╭──

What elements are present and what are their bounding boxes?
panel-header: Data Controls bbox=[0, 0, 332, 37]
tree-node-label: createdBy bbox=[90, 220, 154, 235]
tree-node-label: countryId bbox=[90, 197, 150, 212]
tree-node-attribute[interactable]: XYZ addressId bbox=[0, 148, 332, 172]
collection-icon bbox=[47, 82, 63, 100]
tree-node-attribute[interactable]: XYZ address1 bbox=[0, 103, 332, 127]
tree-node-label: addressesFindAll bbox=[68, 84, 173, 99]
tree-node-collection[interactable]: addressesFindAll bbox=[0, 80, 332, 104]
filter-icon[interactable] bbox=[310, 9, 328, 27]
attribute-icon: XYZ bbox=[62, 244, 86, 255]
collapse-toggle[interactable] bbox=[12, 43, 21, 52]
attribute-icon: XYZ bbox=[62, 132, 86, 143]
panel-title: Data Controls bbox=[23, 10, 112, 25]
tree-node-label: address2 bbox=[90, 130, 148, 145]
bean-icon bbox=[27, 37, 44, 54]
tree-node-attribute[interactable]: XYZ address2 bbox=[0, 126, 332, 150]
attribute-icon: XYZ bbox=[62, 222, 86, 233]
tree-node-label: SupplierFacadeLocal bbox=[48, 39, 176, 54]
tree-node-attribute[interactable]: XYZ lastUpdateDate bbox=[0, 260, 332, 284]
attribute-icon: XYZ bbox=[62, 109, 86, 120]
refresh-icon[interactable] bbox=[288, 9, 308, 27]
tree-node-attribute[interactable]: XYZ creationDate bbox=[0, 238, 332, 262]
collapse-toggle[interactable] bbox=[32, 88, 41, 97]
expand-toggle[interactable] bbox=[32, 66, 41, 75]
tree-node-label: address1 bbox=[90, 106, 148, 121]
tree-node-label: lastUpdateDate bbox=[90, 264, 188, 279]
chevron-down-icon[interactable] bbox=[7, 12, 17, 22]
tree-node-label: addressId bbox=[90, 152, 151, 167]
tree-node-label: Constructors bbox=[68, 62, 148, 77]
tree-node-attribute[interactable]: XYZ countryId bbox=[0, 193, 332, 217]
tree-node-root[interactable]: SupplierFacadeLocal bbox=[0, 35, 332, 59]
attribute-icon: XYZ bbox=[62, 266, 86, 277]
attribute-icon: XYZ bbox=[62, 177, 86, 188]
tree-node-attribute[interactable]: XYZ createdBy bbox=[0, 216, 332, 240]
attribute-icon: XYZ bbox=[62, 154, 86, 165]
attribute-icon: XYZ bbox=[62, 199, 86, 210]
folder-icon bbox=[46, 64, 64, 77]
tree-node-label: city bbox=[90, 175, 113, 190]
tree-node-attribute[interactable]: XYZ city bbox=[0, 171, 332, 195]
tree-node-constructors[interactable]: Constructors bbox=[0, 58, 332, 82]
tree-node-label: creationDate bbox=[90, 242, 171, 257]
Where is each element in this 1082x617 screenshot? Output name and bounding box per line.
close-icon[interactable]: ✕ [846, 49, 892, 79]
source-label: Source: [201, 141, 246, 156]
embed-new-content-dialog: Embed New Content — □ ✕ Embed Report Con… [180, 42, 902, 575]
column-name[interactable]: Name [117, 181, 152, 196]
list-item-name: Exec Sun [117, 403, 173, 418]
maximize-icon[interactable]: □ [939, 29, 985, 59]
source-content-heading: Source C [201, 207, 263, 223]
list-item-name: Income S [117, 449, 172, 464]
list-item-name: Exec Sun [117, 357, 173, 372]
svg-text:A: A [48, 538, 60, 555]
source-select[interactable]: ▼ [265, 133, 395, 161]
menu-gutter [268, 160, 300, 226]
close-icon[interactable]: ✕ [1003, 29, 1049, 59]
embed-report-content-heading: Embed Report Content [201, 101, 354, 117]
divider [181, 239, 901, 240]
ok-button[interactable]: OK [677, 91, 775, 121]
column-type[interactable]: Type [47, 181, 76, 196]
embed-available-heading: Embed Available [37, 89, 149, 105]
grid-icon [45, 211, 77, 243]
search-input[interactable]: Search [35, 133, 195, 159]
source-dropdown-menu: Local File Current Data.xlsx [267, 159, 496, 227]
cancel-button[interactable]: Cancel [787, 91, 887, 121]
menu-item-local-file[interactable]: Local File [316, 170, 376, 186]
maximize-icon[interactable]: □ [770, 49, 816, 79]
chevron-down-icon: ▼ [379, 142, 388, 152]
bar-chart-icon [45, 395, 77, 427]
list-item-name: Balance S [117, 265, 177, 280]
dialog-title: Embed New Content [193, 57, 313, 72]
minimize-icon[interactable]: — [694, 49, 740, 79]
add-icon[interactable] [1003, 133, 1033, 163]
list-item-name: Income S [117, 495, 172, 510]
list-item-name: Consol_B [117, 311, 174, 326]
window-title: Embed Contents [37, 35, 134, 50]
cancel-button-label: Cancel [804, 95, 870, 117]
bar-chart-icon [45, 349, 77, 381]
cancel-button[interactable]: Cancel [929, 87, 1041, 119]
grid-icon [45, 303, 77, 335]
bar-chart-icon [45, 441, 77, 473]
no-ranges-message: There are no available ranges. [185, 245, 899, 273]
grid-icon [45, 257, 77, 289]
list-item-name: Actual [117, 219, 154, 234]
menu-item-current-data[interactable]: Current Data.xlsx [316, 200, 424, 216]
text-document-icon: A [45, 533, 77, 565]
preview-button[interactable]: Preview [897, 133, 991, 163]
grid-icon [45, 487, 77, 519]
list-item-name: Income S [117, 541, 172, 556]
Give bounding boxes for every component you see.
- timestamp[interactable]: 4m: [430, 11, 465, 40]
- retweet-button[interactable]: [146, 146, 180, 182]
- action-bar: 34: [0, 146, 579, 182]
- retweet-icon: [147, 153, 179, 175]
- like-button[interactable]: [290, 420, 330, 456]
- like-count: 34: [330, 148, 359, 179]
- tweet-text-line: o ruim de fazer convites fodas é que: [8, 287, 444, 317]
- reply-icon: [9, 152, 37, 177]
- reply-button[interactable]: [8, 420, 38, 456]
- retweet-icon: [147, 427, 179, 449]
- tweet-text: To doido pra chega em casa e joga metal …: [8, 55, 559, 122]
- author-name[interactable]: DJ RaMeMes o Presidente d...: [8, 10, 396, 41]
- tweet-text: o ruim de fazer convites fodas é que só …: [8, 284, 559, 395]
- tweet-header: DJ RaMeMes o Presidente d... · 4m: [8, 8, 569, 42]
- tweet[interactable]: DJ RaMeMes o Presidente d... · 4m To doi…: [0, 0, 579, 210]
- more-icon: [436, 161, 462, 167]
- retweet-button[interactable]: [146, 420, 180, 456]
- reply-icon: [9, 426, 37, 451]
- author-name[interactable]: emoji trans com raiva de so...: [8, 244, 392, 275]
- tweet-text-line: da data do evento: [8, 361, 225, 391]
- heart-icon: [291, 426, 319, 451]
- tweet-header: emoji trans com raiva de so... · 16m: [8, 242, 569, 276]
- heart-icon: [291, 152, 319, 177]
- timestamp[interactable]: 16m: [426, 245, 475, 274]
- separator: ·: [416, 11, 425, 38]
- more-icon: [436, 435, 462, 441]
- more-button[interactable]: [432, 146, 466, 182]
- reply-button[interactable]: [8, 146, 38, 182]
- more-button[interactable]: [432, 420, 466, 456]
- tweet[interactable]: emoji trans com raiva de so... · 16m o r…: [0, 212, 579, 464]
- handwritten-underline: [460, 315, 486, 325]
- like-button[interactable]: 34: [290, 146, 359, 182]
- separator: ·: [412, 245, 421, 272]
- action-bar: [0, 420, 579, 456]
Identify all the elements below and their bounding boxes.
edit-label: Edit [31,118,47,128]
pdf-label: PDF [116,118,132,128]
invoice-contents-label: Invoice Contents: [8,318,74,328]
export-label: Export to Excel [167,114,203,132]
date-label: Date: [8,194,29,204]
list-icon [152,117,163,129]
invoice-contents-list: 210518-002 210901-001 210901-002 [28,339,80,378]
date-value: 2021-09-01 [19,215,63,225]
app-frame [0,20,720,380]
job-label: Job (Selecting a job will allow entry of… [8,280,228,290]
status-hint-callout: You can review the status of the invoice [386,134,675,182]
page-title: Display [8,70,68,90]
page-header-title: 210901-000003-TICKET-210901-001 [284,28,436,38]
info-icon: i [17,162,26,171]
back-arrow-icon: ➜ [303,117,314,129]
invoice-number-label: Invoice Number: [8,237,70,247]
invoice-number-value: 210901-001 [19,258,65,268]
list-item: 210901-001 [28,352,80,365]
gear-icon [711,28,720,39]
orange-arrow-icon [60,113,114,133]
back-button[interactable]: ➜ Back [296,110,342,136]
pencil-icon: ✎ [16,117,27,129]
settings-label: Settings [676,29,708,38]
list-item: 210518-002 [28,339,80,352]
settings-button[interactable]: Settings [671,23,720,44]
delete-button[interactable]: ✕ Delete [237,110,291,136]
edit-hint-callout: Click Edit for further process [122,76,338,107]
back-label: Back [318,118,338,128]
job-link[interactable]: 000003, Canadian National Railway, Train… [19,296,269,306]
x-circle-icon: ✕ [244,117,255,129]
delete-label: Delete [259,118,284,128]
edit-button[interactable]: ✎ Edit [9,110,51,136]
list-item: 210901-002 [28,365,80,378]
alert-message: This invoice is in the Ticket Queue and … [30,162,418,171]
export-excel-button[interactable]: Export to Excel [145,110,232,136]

╰──

Retype the stretch of rows from the start through the line containing "tree-node-attribute[interactable]: XYZ addressId", both ends included.

What elements are present and what are their bounding boxes?
panel-header: Data Controls bbox=[0, 0, 332, 37]
tree-node-label: createdBy bbox=[90, 220, 154, 235]
tree-node-label: countryId bbox=[90, 197, 150, 212]
tree-node-attribute[interactable]: XYZ addressId bbox=[0, 148, 332, 172]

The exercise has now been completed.